» **EXERCISE AIM**
Which lines of the records contain "chung"? Collect every one of them.

— Begin ENTRIES SHOWN —

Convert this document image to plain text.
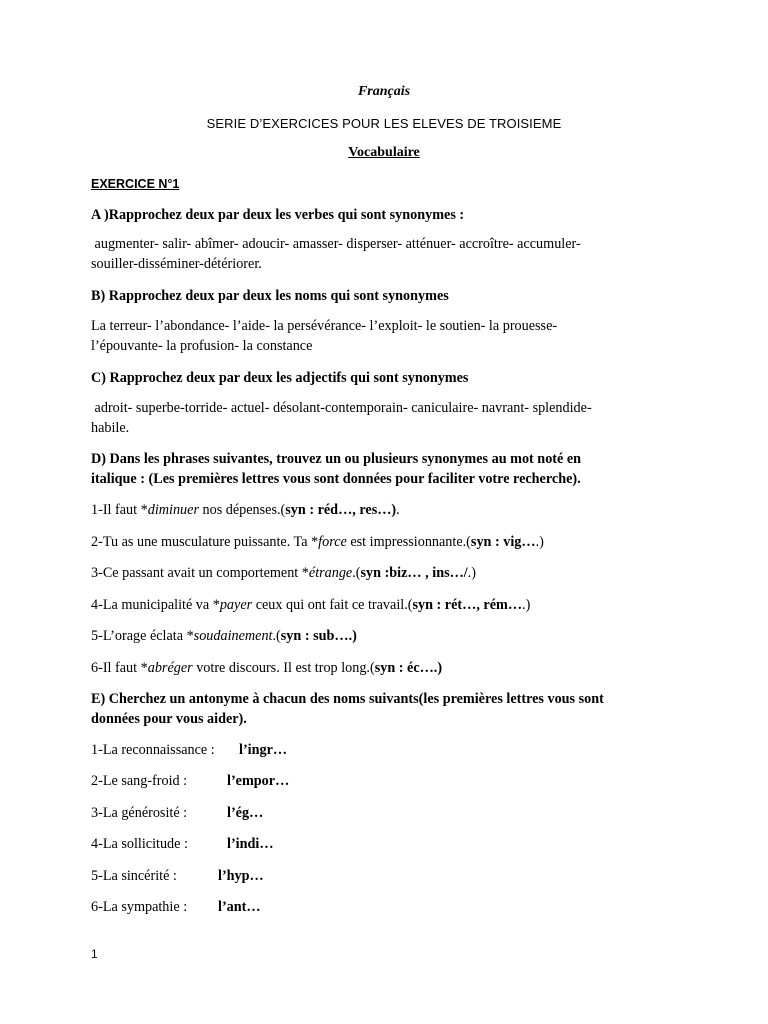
Français
SERIE D’EXERCICES POUR LES ELEVES DE TROISIEME
Vocabulaire
EXERCICE N°1
A )Rapprochez deux par deux les verbes qui sont synonymes :
augmenter- salir- abîmer- adoucir- amasser- disperser- atténuer- accroître- accumuler-
souiller-disséminer-détériorer.
B) Rapprochez deux par deux les noms qui sont synonymes
La terreur- l’abondance- l’aide- la persévérance- l’exploit- le soutien- la prouesse-
l’épouvante- la profusion- la constance
C) Rapprochez deux par deux les adjectifs qui sont synonymes
adroit- superbe-torride- actuel- désolant-contemporain- caniculaire- navrant- splendide-
habile.
D) Dans les phrases suivantes, trouvez un ou plusieurs synonymes au mot noté en
italique : (Les premières lettres vous sont données pour faciliter votre recherche).
1-Il faut *diminuer nos dépenses.(syn : réd…, res…).
2-Tu as une musculature puissante. Ta *force est impressionnante.(syn : vig….)
3-Ce passant avait un comportement *étrange.(syn :biz… , ins…/.)
4-La municipalité va *payer ceux qui ont fait ce travail.(syn : rét…, rém….)
5-L’orage éclata *soudainement.(syn : sub….)
6-Il faut *abréger votre discours. Il est trop long.(syn : éc….)
E) Cherchez un antonyme à chacun des noms suivants(les premières lettres vous sont
données pour vous aider).
1-La reconnaissance :	l’ingr…
2-Le sang-froid :	l’empor…
3-La générosité :	l’ég…
4-La sollicitude :	l’indi…
5-La sincérité :	l’hyp…
6-La sympathie :	l’ant…
1
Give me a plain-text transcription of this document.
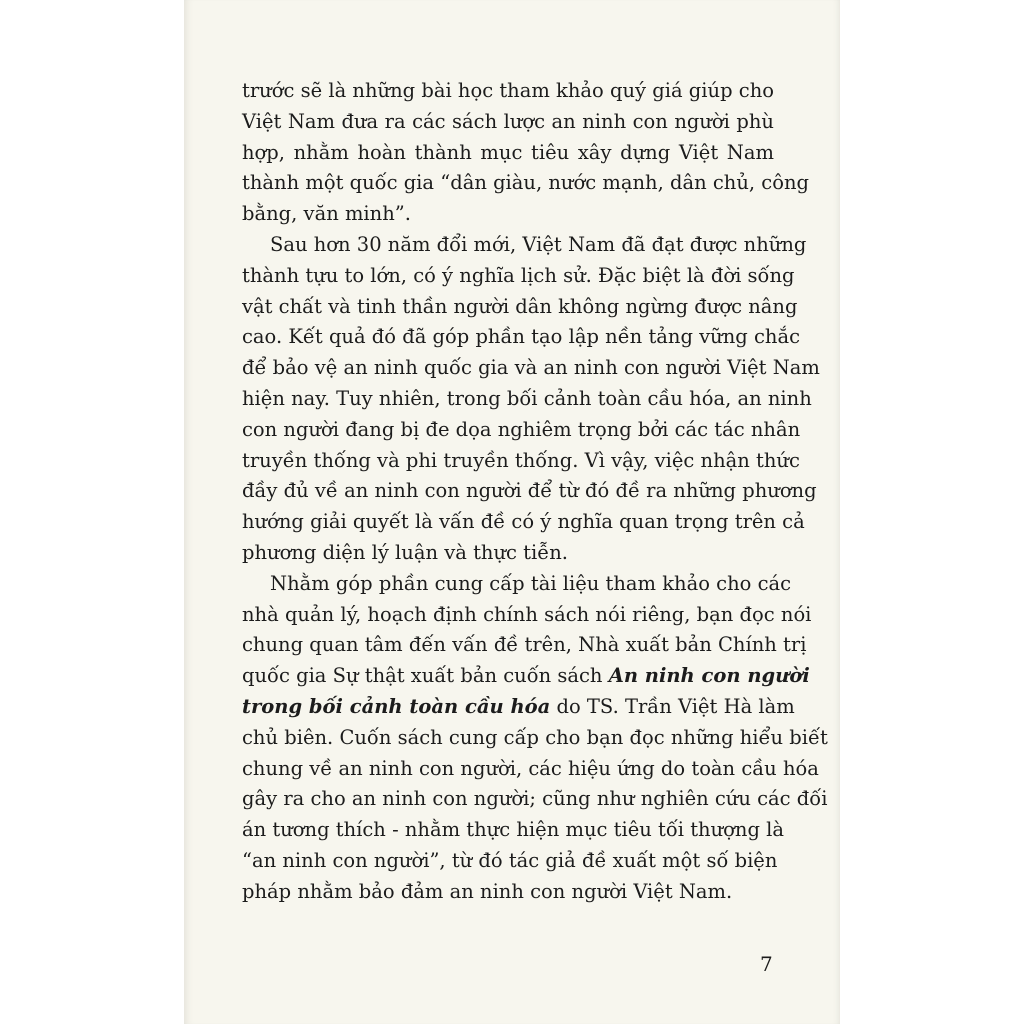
trước sẽ là những bài học tham khảo quý giá giúp cho
Việt Nam đưa ra các sách lược an ninh con người phù
hợp, nhằm hoàn thành mục tiêu xây dựng Việt Nam
thành một quốc gia “dân giàu, nước mạnh, dân chủ, công
bằng, văn minh”.
Sau hơn 30 năm đổi mới, Việt Nam đã đạt được những
thành tựu to lớn, có ý nghĩa lịch sử. Đặc biệt là đời sống
vật chất và tinh thần người dân không ngừng được nâng
cao. Kết quả đó đã góp phần tạo lập nền tảng vững chắc
để bảo vệ an ninh quốc gia và an ninh con người Việt Nam
hiện nay. Tuy nhiên, trong bối cảnh toàn cầu hóa, an ninh
con người đang bị đe dọa nghiêm trọng bởi các tác nhân
truyền thống và phi truyền thống. Vì vậy, việc nhận thức
đầy đủ về an ninh con người để từ đó đề ra những phương
hướng giải quyết là vấn đề có ý nghĩa quan trọng trên cả
phương diện lý luận và thực tiễn.
Nhằm góp phần cung cấp tài liệu tham khảo cho các
nhà quản lý, hoạch định chính sách nói riêng, bạn đọc nói
chung quan tâm đến vấn đề trên, Nhà xuất bản Chính trị
quốc gia Sự thật xuất bản cuốn sách An ninh con người
trong bối cảnh toàn cầu hóa do TS. Trần Việt Hà làm
chủ biên. Cuốn sách cung cấp cho bạn đọc những hiểu biết
chung về an ninh con người, các hiệu ứng do toàn cầu hóa
gây ra cho an ninh con người; cũng như nghiên cứu các đối
án tương thích - nhằm thực hiện mục tiêu tối thượng là
“an ninh con người”, từ đó tác giả đề xuất một số biện
pháp nhằm bảo đảm an ninh con người Việt Nam.
7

— End ENTRIES SHOWN —

» **RESPONSE TO THE TASK**
chung quan tâm đến vấn đề trên, Nhà xuất bản Chính trị
chung về an ninh con người, các hiệu ứng do toàn cầu hóa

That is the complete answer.